_TASK INSTRUCTIONS_
A) Reproduce the rows verbatim, the stretch from the first row through the row containing "new-chart-icon[interactable]: ▦ xyxy=(4,2,24,22)".
B) Write the next part of the question about matching single words against bigram dataframe columns.

_PASSAGE PROVIDED_
______

I have two dataframes in python
First dataframe : tf_words : of shape (1 row,2235 columns) : looks like-
0 1 2 3 4 5 6 ...... 2234
0 aa, aaa, aaaa, aaan, aaanu, aada, aadhyam,.....zindabad]
Second dataframe : tf1_bigram: of shape (4000, 34319) : contains bigram with their occurrences in dataset, dataframe looks like-
(a, en) (a, ha) (a, padam) (aa, aala) (aa, accountinte) (aa,adhamanaya)...
1 0 0 1 0 0 ...
0 1 0 0 1 0 ...
0 0 1 0 0 1 ...
I have to compare tf_words dataframe with tf1_bigram dataframe and the comparison should be as follows
E.g. As seen in tf_words dataframe, though the word 'aa' is matching with only one word in columns: (aa, aala) (aa, accountinte) & (aa,adhamanaya) in tf1_bigram datagram, those matching columns values will be multiply by 0.5.

______

_DATA LISTING_
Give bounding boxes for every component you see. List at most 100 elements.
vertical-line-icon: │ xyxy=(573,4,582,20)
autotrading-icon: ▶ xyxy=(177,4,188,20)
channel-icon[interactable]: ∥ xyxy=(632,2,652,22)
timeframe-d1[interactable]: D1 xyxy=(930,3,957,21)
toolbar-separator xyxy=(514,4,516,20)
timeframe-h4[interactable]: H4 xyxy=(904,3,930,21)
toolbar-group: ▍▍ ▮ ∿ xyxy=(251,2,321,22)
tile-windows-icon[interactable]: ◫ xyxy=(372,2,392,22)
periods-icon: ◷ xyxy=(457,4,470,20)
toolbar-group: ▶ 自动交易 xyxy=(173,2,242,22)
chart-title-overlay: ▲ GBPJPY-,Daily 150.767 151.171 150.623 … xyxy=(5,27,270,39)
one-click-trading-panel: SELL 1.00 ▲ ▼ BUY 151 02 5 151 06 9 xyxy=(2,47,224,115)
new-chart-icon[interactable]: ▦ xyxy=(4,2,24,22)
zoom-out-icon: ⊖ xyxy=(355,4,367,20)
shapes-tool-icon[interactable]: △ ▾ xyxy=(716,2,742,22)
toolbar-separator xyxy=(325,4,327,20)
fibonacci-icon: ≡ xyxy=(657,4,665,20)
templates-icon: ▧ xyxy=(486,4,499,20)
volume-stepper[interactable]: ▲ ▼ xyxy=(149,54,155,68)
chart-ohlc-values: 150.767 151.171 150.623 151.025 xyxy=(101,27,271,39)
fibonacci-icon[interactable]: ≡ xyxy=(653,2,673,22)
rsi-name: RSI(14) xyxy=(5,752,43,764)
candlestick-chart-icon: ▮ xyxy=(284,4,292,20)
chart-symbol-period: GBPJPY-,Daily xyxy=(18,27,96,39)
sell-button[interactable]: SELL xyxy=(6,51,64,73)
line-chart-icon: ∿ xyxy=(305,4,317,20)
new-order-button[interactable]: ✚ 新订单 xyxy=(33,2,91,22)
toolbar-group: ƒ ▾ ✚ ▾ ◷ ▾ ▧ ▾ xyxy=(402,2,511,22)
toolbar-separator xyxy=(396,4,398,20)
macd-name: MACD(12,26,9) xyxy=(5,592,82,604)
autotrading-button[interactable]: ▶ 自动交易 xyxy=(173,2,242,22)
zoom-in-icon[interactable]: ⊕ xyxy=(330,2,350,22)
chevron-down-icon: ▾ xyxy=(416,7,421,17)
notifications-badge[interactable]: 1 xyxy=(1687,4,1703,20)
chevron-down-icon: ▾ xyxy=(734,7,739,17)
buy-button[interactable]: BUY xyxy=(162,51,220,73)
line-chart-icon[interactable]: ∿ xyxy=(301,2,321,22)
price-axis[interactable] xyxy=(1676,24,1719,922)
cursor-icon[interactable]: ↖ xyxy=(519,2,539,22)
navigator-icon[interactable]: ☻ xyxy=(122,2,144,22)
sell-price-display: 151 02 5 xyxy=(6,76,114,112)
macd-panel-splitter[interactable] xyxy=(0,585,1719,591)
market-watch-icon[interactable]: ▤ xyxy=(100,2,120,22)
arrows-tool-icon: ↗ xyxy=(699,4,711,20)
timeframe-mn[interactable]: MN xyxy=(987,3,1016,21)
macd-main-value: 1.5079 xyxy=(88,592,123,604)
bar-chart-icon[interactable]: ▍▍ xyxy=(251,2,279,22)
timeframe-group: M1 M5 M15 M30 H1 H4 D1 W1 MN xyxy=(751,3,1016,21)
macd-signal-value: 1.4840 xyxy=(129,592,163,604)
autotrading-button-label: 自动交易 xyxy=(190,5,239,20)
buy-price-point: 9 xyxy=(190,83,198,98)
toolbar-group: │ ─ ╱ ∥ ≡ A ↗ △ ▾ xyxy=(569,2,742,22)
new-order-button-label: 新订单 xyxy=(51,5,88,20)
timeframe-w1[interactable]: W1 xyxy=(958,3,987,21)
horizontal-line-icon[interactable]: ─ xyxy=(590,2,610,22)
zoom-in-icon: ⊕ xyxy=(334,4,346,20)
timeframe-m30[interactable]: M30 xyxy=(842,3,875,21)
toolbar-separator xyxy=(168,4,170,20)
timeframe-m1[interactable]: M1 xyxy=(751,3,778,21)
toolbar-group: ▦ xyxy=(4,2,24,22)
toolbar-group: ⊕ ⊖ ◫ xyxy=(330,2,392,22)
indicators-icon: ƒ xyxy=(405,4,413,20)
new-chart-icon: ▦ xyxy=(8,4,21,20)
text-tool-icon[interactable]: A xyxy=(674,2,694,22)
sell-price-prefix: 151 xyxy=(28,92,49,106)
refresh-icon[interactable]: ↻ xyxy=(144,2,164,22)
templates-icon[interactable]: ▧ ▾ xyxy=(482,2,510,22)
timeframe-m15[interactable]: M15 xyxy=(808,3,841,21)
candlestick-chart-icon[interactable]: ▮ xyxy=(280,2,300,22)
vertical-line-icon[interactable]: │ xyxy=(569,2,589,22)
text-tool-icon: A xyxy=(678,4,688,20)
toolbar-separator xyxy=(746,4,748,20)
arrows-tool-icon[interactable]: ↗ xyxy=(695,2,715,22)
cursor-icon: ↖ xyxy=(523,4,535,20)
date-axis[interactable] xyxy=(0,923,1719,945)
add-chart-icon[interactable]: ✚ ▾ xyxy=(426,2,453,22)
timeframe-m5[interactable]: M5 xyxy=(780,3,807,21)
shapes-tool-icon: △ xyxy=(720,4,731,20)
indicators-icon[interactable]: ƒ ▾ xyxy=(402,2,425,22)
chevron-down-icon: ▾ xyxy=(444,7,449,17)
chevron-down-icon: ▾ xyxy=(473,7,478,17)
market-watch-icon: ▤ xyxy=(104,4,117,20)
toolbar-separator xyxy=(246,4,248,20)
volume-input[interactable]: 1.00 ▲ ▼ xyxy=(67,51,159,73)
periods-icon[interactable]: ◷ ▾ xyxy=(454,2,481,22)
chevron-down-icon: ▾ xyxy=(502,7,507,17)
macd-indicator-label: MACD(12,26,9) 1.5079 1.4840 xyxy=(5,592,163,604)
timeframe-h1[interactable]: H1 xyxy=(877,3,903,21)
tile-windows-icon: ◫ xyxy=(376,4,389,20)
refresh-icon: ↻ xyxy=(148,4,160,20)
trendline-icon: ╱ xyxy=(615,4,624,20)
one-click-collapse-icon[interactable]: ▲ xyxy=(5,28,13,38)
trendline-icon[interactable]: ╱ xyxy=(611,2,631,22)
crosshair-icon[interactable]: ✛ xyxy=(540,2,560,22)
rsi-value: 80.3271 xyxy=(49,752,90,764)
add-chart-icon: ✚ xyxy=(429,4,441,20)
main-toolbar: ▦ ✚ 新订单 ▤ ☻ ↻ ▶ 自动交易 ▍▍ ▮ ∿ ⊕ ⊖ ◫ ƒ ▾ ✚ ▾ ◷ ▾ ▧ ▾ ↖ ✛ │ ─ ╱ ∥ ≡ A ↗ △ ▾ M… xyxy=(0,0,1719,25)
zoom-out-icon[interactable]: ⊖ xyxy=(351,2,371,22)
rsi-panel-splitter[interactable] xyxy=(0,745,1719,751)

______

_ANSWERS FOR THE EXERCISE_
A)
Give bounding boxes for every component you see. List at most 100 elements.
vertical-line-icon: │ xyxy=(573,4,582,20)
autotrading-icon: ▶ xyxy=(177,4,188,20)
channel-icon[interactable]: ∥ xyxy=(632,2,652,22)
timeframe-d1[interactable]: D1 xyxy=(930,3,957,21)
toolbar-separator xyxy=(514,4,516,20)
timeframe-h4[interactable]: H4 xyxy=(904,3,930,21)
toolbar-group: ▍▍ ▮ ∿ xyxy=(251,2,321,22)
tile-windows-icon[interactable]: ◫ xyxy=(372,2,392,22)
periods-icon: ◷ xyxy=(457,4,470,20)
toolbar-group: ▶ 自动交易 xyxy=(173,2,242,22)
chart-title-overlay: ▲ GBPJPY-,Daily 150.767 151.171 150.623 … xyxy=(5,27,270,39)
one-click-trading-panel: SELL 1.00 ▲ ▼ BUY 151 02 5 151 06 9 xyxy=(2,47,224,115)
new-chart-icon[interactable]: ▦ xyxy=(4,2,24,22)

B)
then to check for 'aaa', and if found multiply found column by 0.5;
then to check for 'aaaa', if found multiply found column by 0.5;
then for 'aaan', if found multiply the found column by 0.5
and so on upto last word 'zindabad'(having coulmn no. 2234)
Thus the output tf1_bigram will look like as below:
(a, en) (a, ha) (a, padam) (aa, aala) (aa, accountinte) (aa,adhamanaya)...
1 0 0 0.5 0 0 ...
0 1 0 0 0.5 0 ...
0 0 1 0 0 0.5 ...
I have tried : tf1_bigram.apply(lambda x: np.multiply(x * 0.5) if x.name in tf_words else x) but output output is not what I have expected.
Plz help...!!!!!!!!